**The request:** Will you give the material below again, every line exactly as it is?

--- BEGIN Entries ---

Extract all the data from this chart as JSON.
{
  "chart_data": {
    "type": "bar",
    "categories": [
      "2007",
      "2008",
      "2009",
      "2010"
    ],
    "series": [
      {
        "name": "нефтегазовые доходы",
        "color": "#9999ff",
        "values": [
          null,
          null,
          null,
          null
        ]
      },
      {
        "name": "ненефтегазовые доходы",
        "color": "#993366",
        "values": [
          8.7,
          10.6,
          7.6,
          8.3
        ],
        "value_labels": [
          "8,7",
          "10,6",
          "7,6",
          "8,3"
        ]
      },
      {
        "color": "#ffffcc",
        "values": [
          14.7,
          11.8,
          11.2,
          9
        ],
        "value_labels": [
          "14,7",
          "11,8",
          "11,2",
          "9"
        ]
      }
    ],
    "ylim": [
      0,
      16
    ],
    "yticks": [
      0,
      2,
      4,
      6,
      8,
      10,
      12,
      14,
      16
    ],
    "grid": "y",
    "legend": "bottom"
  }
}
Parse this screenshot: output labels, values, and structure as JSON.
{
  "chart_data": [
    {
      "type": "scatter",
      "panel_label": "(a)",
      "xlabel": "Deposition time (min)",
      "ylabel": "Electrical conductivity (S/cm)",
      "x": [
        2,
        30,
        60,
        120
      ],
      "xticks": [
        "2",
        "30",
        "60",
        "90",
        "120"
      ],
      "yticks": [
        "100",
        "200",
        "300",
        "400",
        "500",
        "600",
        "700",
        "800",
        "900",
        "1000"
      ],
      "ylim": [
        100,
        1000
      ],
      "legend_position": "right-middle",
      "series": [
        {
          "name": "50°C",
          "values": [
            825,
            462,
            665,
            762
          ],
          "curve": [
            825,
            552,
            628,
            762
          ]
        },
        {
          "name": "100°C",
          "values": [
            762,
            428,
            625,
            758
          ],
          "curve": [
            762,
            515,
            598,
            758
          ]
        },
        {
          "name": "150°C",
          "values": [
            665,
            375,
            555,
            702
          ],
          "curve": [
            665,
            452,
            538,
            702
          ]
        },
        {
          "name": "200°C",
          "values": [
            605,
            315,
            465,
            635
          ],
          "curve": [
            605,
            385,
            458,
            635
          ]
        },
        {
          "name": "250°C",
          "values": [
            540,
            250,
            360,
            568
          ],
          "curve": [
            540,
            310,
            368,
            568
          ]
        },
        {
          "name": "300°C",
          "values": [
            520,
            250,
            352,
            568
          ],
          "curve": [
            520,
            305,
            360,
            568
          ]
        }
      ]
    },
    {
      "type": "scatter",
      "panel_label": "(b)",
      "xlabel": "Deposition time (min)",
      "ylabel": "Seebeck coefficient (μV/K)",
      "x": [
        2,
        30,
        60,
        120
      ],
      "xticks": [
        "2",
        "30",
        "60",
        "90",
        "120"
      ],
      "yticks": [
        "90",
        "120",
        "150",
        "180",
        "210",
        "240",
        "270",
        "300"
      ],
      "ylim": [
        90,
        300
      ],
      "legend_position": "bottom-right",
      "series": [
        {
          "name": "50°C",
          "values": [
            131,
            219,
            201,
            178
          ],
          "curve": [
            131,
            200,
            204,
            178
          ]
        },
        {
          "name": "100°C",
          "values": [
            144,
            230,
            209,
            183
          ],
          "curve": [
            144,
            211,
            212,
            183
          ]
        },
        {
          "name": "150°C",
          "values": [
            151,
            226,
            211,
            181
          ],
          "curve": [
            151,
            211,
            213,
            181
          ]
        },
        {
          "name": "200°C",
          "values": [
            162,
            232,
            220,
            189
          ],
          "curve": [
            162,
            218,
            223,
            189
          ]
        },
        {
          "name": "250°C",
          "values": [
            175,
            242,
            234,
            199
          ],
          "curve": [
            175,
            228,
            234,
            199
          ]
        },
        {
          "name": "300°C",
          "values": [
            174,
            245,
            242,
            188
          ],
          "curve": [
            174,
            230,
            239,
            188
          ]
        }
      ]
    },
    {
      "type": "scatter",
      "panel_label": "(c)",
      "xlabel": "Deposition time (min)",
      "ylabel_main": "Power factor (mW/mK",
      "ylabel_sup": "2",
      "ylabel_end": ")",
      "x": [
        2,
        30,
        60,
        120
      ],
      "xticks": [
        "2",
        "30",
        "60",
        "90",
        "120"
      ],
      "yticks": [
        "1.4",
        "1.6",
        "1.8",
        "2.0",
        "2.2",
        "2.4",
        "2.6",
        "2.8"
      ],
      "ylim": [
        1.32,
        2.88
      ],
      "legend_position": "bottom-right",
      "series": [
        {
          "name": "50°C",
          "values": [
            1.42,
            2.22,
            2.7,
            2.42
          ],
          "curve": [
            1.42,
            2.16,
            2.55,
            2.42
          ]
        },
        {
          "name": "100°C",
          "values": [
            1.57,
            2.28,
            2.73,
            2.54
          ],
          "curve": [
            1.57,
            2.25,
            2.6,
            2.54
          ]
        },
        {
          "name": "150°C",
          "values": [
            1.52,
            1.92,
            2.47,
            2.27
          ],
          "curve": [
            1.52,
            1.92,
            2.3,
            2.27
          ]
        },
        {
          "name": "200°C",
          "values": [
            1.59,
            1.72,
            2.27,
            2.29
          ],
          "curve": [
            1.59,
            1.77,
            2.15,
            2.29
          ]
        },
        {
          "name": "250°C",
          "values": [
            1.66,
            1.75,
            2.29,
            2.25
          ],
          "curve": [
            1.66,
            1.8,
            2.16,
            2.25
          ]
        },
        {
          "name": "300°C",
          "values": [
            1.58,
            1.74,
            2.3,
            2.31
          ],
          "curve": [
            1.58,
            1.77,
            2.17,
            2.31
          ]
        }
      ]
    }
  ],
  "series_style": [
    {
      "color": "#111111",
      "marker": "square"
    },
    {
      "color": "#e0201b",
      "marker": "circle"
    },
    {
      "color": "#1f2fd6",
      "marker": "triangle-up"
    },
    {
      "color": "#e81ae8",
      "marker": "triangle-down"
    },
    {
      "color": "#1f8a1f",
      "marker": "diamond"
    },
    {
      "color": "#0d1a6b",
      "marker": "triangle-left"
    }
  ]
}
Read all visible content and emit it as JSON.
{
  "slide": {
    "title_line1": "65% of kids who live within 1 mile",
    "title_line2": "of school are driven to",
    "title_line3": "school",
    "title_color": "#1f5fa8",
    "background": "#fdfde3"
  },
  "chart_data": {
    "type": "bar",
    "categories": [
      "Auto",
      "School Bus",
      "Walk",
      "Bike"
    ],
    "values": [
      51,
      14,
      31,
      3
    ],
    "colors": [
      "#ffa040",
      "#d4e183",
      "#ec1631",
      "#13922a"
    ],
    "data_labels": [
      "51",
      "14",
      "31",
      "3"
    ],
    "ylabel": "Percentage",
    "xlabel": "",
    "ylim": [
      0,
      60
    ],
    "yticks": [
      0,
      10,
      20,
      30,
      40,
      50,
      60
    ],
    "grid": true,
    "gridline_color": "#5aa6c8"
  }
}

--- END Entries ---

**Reply to the exercise:**
Extract all the data from this chart as JSON.
{
  "chart_data": {
    "type": "bar",
    "categories": [
      "2007",
      "2008",
      "2009",
      "2010"
    ],
    "series": [
      {
        "name": "нефтегазовые доходы",
        "color": "#9999ff",
        "values": [
          null,
          null,
          null,
          null
        ]
      },
      {
        "name": "ненефтегазовые доходы",
        "color": "#993366",
        "values": [
          8.7,
          10.6,
          7.6,
          8.3
        ],
        "value_labels": [
          "8,7",
          "10,6",
          "7,6",
          "8,3"
        ]
      },
      {
        "color": "#ffffcc",
        "values": [
          14.7,
          11.8,
          11.2,
          9
        ],
        "value_labels": [
          "14,7",
          "11,8",
          "11,2",
          "9"
        ]
      }
    ],
    "ylim": [
      0,
      16
    ],
    "yticks": [
      0,
      2,
      4,
      6,
      8,
      10,
      12,
      14,
      16
    ],
    "grid": "y",
    "legend": "bottom"
  }
}
Parse this screenshot: output labels, values, and structure as JSON.
{
  "chart_data": [
    {
      "type": "scatter",
      "panel_label": "(a)",
      "xlabel": "Deposition time (min)",
      "ylabel": "Electrical conductivity (S/cm)",
      "x": [
        2,
        30,
        60,
        120
      ],
      "xticks": [
        "2",
        "30",
        "60",
        "90",
        "120"
      ],
      "yticks": [
        "100",
        "200",
        "300",
        "400",
        "500",
        "600",
        "700",
        "800",
        "900",
        "1000"
      ],
      "ylim": [
        100,
        1000
      ],
      "legend_position": "right-middle",
      "series": [
        {
          "name": "50°C",
          "values": [
            825,
            462,
            665,
            762
          ],
          "curve": [
            825,
            552,
            628,
            762
          ]
        },
        {
          "name": "100°C",
          "values": [
            762,
            428,
            625,
            758
          ],
          "curve": [
            762,
            515,
            598,
            758
          ]
        },
        {
          "name": "150°C",
          "values": [
            665,
            375,
            555,
            702
          ],
          "curve": [
            665,
            452,
            538,
            702
          ]
        },
        {
          "name": "200°C",
          "values": [
            605,
            315,
            465,
            635
          ],
          "curve": [
            605,
            385,
            458,
            635
          ]
        },
        {
          "name": "250°C",
          "values": [
            540,
            250,
            360,
            568
          ],
          "curve": [
            540,
            310,
            368,
            568
          ]
        },
        {
          "name": "300°C",
          "values": [
            520,
            250,
            352,
            568
          ],
          "curve": [
            520,
            305,
            360,
            568
          ]
        }
      ]
    },
    {
      "type": "scatter",
      "panel_label": "(b)",
      "xlabel": "Deposition time (min)",
      "ylabel": "Seebeck coefficient (μV/K)",
      "x": [
        2,
        30,
        60,
        120
      ],
      "xticks": [
        "2",
        "30",
        "60",
        "90",
        "120"
      ],
      "yticks": [
        "90",
        "120",
        "150",
        "180",
        "210",
        "240",
        "270",
        "300"
      ],
      "ylim": [
        90,
        300
      ],
      "legend_position": "bottom-right",
      "series": [
        {
          "name": "50°C",
          "values": [
            131,
            219,
            201,
            178
          ],
          "curve": [
            131,
            200,
            204,
            178
          ]
        },
        {
          "name": "100°C",
          "values": [
            144,
            230,
            209,
            183
          ],
          "curve": [
            144,
            211,
            212,
            183
          ]
        },
        {
          "name": "150°C",
          "values": [
            151,
            226,
            211,
            181
          ],
          "curve": [
            151,
            211,
            213,
            181
          ]
        },
        {
          "name": "200°C",
          "values": [
            162,
            232,
            220,
            189
          ],
          "curve": [
            162,
            218,
            223,
            189
          ]
        },
        {
          "name": "250°C",
          "values": [
            175,
            242,
            234,
            199
          ],
          "curve": [
            175,
            228,
            234,
            199
          ]
        },
        {
          "name": "300°C",
          "values": [
            174,
            245,
            242,
            188
          ],
          "curve": [
            174,
            230,
            239,
            188
          ]
        }
      ]
    },
    {
      "type": "scatter",
      "panel_label": "(c)",
      "xlabel": "Deposition time (min)",
      "ylabel_main": "Power factor (mW/mK",
      "ylabel_sup": "2",
      "ylabel_end": ")",
      "x": [
        2,
        30,
        60,
        120
      ],
      "xticks": [
        "2",
        "30",
        "60",
        "90",
        "120"
      ],
      "yticks": [
        "1.4",
        "1.6",
        "1.8",
        "2.0",
        "2.2",
        "2.4",
        "2.6",
        "2.8"
      ],
      "ylim": [
        1.32,
        2.88
      ],
      "legend_position": "bottom-right",
      "series": [
        {
          "name": "50°C",
          "values": [
            1.42,
            2.22,
            2.7,
            2.42
          ],
          "curve": [
            1.42,
            2.16,
            2.55,
            2.42
          ]
        },
        {
          "name": "100°C",
          "values": [
            1.57,
            2.28,
            2.73,
            2.54
          ],
          "curve": [
            1.57,
            2.25,
            2.6,
            2.54
          ]
        },
        {
          "name": "150°C",
          "values": [
            1.52,
            1.92,
            2.47,
            2.27
          ],
          "curve": [
            1.52,
            1.92,
            2.3,
            2.27
          ]
        },
        {
          "name": "200°C",
          "values": [
            1.59,
            1.72,
            2.27,
            2.29
          ],
          "curve": [
            1.59,
            1.77,
            2.15,
            2.29
          ]
        },
        {
          "name": "250°C",
          "values": [
            1.66,
            1.75,
            2.29,
            2.25
          ],
          "curve": [
            1.66,
            1.8,
            2.16,
            2.25
          ]
        },
        {
          "name": "300°C",
          "values": [
            1.58,
            1.74,
            2.3,
            2.31
          ],
          "curve": [
            1.58,
            1.77,
            2.17,
            2.31
          ]
        }
      ]
    }
  ],
  "series_style": [
    {
      "color": "#111111",
      "marker": "square"
    },
    {
      "color": "#e0201b",
      "marker": "circle"
    },
    {
      "color": "#1f2fd6",
      "marker": "triangle-up"
    },
    {
      "color": "#e81ae8",
      "marker": "triangle-down"
    },
    {
      "color": "#1f8a1f",
      "marker": "diamond"
    },
    {
      "color": "#0d1a6b",
      "marker": "triangle-left"
    }
  ]
}
Read all visible content and emit it as JSON.
{
  "slide": {
    "title_line1": "65% of kids who live within 1 mile",
    "title_line2": "of school are driven to",
    "title_line3": "school",
    "title_color": "#1f5fa8",
    "background": "#fdfde3"
  },
  "chart_data": {
    "type": "bar",
    "categories": [
      "Auto",
      "School Bus",
      "Walk",
      "Bike"
    ],
    "values": [
      51,
      14,
      31,
      3
    ],
    "colors": [
      "#ffa040",
      "#d4e183",
      "#ec1631",
      "#13922a"
    ],
    "data_labels": [
      "51",
      "14",
      "31",
      "3"
    ],
    "ylabel": "Percentage",
    "xlabel": "",
    "ylim": [
      0,
      60
    ],
    "yticks": [
      0,
      10,
      20,
      30,
      40,
      50,
      60
    ],
    "grid": true,
    "gridline_color": "#5aa6c8"
  }
}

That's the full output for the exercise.